▶ [AIM OF THE TASK]: Among the records below, find each line that includes the string "branch" and copy it.

▶ [DATASET RECORDS]:
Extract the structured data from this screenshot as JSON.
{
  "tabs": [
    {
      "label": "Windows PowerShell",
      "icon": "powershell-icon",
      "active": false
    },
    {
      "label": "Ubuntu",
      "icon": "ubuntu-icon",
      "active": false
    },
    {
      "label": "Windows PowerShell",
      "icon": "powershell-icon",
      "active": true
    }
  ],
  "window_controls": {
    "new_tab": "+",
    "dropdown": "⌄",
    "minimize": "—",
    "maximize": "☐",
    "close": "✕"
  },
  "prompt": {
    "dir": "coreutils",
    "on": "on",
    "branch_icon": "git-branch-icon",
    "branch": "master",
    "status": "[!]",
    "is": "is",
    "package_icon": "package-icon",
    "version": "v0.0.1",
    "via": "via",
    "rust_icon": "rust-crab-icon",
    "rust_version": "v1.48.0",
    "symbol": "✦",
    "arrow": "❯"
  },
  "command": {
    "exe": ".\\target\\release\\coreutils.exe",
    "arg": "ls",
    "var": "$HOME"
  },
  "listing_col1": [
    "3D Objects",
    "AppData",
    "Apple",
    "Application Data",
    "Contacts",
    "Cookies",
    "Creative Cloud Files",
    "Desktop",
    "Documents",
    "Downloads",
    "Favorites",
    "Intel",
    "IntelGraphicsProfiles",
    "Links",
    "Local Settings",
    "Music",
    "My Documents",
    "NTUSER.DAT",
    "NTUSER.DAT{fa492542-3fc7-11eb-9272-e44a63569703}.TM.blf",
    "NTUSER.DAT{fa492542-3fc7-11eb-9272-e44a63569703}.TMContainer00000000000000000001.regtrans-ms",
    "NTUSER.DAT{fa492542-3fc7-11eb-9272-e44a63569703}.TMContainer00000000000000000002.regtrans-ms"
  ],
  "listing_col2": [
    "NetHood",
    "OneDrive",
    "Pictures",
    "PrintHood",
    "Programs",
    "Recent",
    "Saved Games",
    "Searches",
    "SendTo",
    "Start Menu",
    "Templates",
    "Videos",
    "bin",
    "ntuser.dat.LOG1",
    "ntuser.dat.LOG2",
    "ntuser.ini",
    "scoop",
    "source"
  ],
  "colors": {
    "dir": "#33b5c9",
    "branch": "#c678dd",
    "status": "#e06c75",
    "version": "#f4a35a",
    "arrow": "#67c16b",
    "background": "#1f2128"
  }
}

▶ [ANSWER TO THIS EXERCISE]:
    "branch_icon": "git-branch-icon",
    "branch": "master",
    "branch": "#c678dd",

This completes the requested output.